[START Exercise material]

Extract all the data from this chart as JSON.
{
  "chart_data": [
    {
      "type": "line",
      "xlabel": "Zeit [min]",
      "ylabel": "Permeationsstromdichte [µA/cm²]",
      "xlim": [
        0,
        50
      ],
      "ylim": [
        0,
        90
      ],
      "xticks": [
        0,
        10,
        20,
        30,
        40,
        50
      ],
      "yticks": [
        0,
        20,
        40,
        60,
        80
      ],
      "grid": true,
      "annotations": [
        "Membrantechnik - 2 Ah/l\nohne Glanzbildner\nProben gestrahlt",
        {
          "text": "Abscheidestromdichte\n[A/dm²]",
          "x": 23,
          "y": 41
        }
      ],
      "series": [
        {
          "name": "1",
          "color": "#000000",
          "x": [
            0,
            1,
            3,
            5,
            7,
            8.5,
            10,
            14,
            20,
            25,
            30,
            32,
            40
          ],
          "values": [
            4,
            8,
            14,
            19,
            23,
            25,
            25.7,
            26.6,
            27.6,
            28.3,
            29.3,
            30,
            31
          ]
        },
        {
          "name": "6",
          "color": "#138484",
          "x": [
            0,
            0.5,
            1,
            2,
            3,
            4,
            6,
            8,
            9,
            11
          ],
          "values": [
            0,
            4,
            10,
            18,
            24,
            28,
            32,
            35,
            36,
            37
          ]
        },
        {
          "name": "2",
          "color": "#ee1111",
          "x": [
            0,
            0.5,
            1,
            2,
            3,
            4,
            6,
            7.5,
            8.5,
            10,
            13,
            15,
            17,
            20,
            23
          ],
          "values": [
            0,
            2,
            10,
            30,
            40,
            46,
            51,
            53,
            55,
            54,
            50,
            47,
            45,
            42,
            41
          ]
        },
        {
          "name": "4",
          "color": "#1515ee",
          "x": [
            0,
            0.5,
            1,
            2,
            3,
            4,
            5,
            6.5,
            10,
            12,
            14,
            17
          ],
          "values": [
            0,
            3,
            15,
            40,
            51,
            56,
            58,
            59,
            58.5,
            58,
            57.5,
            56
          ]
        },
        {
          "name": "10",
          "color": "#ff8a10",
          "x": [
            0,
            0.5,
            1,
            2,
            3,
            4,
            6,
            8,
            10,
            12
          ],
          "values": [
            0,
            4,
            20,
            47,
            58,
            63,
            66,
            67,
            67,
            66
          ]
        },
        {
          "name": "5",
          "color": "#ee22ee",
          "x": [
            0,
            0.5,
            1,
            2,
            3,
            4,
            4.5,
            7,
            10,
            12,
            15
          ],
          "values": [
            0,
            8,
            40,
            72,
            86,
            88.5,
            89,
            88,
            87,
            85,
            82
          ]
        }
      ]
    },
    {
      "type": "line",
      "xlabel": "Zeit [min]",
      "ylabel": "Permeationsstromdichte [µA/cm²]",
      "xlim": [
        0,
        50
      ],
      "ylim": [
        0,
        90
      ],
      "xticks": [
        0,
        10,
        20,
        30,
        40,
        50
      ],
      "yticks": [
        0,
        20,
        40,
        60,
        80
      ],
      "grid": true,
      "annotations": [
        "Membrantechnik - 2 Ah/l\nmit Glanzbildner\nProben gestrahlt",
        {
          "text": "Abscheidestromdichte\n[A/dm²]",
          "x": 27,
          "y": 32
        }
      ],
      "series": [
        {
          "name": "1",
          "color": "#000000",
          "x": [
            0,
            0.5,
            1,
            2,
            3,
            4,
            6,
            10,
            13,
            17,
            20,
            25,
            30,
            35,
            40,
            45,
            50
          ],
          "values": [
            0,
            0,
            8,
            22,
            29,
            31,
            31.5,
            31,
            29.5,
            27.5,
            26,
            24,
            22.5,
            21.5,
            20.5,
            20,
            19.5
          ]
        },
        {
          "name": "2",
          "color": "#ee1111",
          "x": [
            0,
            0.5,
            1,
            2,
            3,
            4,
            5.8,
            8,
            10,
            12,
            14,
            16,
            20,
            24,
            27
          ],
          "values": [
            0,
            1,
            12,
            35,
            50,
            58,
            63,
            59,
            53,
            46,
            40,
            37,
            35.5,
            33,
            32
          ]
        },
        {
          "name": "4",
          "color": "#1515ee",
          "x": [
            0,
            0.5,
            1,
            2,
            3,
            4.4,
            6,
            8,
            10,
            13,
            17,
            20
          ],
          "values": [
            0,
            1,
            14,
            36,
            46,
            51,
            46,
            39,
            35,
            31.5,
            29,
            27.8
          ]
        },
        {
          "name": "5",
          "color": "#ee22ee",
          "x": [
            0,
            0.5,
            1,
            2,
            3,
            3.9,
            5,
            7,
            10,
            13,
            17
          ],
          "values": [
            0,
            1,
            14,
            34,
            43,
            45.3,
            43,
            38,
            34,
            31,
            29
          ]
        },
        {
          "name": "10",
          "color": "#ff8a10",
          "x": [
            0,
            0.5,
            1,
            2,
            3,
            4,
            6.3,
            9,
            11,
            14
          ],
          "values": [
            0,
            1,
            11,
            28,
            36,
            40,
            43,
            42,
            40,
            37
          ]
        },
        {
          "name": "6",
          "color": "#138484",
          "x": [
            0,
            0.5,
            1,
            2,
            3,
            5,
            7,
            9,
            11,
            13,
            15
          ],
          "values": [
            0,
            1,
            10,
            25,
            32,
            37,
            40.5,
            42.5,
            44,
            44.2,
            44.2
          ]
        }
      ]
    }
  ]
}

[END Exercise material]

Objective:
Scan the lines above for "nProben", then copy every one that has it.

Solution to the exercise:
        "Membrantechnik - 2 Ah/l\nohne Glanzbildner\nProben gestrahlt",
        "Membrantechnik - 2 Ah/l\nmit Glanzbildner\nProben gestrahlt",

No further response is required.